What to work on:
Would you restate all the data that follows, word for word?
----
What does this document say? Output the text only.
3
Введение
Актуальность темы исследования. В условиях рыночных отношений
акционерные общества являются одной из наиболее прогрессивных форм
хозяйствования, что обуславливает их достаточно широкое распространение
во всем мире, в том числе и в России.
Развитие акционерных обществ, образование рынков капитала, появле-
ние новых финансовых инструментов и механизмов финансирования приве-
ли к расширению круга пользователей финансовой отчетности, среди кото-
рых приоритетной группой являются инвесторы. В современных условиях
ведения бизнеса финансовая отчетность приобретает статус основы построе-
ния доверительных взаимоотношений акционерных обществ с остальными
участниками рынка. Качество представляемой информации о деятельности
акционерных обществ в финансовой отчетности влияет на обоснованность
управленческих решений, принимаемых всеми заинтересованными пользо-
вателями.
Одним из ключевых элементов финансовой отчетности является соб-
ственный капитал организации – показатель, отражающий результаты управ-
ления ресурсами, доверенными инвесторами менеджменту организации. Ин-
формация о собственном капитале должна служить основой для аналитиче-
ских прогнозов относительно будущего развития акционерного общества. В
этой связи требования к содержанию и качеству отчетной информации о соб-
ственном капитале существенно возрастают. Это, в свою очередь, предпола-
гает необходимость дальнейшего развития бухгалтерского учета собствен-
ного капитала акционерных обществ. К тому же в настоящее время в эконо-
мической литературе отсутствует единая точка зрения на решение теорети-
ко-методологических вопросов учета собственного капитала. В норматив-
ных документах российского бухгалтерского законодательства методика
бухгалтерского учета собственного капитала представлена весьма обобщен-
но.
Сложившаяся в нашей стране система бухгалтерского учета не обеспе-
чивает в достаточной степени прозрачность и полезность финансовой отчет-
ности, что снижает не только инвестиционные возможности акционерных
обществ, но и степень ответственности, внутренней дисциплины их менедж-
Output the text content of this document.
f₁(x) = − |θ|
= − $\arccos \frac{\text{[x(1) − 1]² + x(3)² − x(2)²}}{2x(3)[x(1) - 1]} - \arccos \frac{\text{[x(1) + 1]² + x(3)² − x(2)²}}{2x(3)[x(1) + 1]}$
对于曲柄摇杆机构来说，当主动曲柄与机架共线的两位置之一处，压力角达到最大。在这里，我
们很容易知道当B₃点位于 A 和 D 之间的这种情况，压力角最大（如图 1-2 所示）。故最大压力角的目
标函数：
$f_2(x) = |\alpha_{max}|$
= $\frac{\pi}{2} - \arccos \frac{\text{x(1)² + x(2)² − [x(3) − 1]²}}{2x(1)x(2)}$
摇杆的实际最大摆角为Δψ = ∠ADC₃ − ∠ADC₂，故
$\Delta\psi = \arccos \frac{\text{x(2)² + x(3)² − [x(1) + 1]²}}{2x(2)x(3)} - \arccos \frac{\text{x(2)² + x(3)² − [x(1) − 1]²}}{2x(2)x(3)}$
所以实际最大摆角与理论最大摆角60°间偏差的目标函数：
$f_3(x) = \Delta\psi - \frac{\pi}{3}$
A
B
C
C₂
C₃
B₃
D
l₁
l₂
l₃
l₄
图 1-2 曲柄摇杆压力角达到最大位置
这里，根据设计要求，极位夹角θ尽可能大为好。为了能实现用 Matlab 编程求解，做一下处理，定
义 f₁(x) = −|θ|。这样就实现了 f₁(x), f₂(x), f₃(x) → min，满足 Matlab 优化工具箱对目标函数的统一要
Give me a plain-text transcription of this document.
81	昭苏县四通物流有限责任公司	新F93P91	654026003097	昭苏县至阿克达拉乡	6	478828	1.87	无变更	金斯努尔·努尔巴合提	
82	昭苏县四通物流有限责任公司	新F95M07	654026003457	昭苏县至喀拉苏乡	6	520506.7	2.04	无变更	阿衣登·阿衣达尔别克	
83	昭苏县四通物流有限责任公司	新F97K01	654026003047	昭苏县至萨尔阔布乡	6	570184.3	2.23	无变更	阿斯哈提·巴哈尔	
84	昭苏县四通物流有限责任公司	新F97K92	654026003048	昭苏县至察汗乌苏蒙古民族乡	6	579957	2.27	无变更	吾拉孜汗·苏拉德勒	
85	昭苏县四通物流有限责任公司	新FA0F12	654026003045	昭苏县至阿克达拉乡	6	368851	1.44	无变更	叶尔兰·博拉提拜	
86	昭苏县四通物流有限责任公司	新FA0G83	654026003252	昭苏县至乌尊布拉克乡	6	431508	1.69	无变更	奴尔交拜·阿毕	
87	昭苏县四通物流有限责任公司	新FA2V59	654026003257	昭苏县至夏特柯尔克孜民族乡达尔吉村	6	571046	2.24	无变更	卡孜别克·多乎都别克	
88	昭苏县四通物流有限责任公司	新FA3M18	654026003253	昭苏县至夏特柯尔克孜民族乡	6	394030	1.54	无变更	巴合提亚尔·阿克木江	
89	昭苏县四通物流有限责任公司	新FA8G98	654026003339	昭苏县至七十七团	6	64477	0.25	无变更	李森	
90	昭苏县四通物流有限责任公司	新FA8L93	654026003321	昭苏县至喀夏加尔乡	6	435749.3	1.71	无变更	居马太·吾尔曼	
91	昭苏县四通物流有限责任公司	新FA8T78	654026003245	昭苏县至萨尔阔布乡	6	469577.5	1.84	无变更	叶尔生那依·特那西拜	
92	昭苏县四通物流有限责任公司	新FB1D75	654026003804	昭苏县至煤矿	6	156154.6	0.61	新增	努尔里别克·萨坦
----
Answer in full:
What does this document say? Output the text only.
3
Введение
Актуальность темы исследования. В условиях рыночных отношений
акционерные общества являются одной из наиболее прогрессивных форм
хозяйствования, что обуславливает их достаточно широкое распространение
во всем мире, в том числе и в России.
Развитие акционерных обществ, образование рынков капитала, появле-
ние новых финансовых инструментов и механизмов финансирования приве-
ли к расширению круга пользователей финансовой отчетности, среди кото-
рых приоритетной группой являются инвесторы. В современных условиях
ведения бизнеса финансовая отчетность приобретает статус основы построе-
ния доверительных взаимоотношений акционерных обществ с остальными
участниками рынка. Качество представляемой информации о деятельности
акционерных обществ в финансовой отчетности влияет на обоснованность
управленческих решений, принимаемых всеми заинтересованными пользо-
вателями.
Одним из ключевых элементов финансовой отчетности является соб-
ственный капитал организации – показатель, отражающий результаты управ-
ления ресурсами, доверенными инвесторами менеджменту организации. Ин-
формация о собственном капитале должна служить основой для аналитиче-
ских прогнозов относительно будущего развития акционерного общества. В
этой связи требования к содержанию и качеству отчетной информации о соб-
ственном капитале существенно возрастают. Это, в свою очередь, предпола-
гает необходимость дальнейшего развития бухгалтерского учета собствен-
ного капитала акционерных обществ. К тому же в настоящее время в эконо-
мической литературе отсутствует единая точка зрения на решение теорети-
ко-методологических вопросов учета собственного капитала. В норматив-
ных документах российского бухгалтерского законодательства методика
бухгалтерского учета собственного капитала представлена весьма обобщен-
но.
Сложившаяся в нашей стране система бухгалтерского учета не обеспе-
чивает в достаточной степени прозрачность и полезность финансовой отчет-
ности, что снижает не только инвестиционные возможности акционерных
обществ, но и степень ответственности, внутренней дисциплины их менедж-
Output the text content of this document.
f₁(x) = − |θ|
= − $\arccos \frac{\text{[x(1) − 1]² + x(3)² − x(2)²}}{2x(3)[x(1) - 1]} - \arccos \frac{\text{[x(1) + 1]² + x(3)² − x(2)²}}{2x(3)[x(1) + 1]}$
对于曲柄摇杆机构来说，当主动曲柄与机架共线的两位置之一处，压力角达到最大。在这里，我
们很容易知道当B₃点位于 A 和 D 之间的这种情况，压力角最大（如图 1-2 所示）。故最大压力角的目
标函数：
$f_2(x) = |\alpha_{max}|$
= $\frac{\pi}{2} - \arccos \frac{\text{x(1)² + x(2)² − [x(3) − 1]²}}{2x(1)x(2)}$
摇杆的实际最大摆角为Δψ = ∠ADC₃ − ∠ADC₂，故
$\Delta\psi = \arccos \frac{\text{x(2)² + x(3)² − [x(1) + 1]²}}{2x(2)x(3)} - \arccos \frac{\text{x(2)² + x(3)² − [x(1) − 1]²}}{2x(2)x(3)}$
所以实际最大摆角与理论最大摆角60°间偏差的目标函数：
$f_3(x) = \Delta\psi - \frac{\pi}{3}$
A
B
C
C₂
C₃
B₃
D
l₁
l₂
l₃
l₄
图 1-2 曲柄摇杆压力角达到最大位置
这里，根据设计要求，极位夹角θ尽可能大为好。为了能实现用 Matlab 编程求解，做一下处理，定
义 f₁(x) = −|θ|。这样就实现了 f₁(x), f₂(x), f₃(x) → min，满足 Matlab 优化工具箱对目标函数的统一要
Give me a plain-text transcription of this document.
81	昭苏县四通物流有限责任公司	新F93P91	654026003097	昭苏县至阿克达拉乡	6	478828	1.87	无变更	金斯努尔·努尔巴合提	
82	昭苏县四通物流有限责任公司	新F95M07	654026003457	昭苏县至喀拉苏乡	6	520506.7	2.04	无变更	阿衣登·阿衣达尔别克	
83	昭苏县四通物流有限责任公司	新F97K01	654026003047	昭苏县至萨尔阔布乡	6	570184.3	2.23	无变更	阿斯哈提·巴哈尔	
84	昭苏县四通物流有限责任公司	新F97K92	654026003048	昭苏县至察汗乌苏蒙古民族乡	6	579957	2.27	无变更	吾拉孜汗·苏拉德勒	
85	昭苏县四通物流有限责任公司	新FA0F12	654026003045	昭苏县至阿克达拉乡	6	368851	1.44	无变更	叶尔兰·博拉提拜	
86	昭苏县四通物流有限责任公司	新FA0G83	654026003252	昭苏县至乌尊布拉克乡	6	431508	1.69	无变更	奴尔交拜·阿毕	
87	昭苏县四通物流有限责任公司	新FA2V59	654026003257	昭苏县至夏特柯尔克孜民族乡达尔吉村	6	571046	2.24	无变更	卡孜别克·多乎都别克	
88	昭苏县四通物流有限责任公司	新FA3M18	654026003253	昭苏县至夏特柯尔克孜民族乡	6	394030	1.54	无变更	巴合提亚尔·阿克木江	
89	昭苏县四通物流有限责任公司	新FA8G98	654026003339	昭苏县至七十七团	6	64477	0.25	无变更	李森	
90	昭苏县四通物流有限责任公司	新FA8L93	654026003321	昭苏县至喀夏加尔乡	6	435749.3	1.71	无变更	居马太·吾尔曼	
91	昭苏县四通物流有限责任公司	新FA8T78	654026003245	昭苏县至萨尔阔布乡	6	469577.5	1.84	无变更	叶尔生那依·特那西拜	
92	昭苏县四通物流有限责任公司	新FB1D75	654026003804	昭苏县至煤矿	6	156154.6	0.61	新增	努尔里别克·萨坦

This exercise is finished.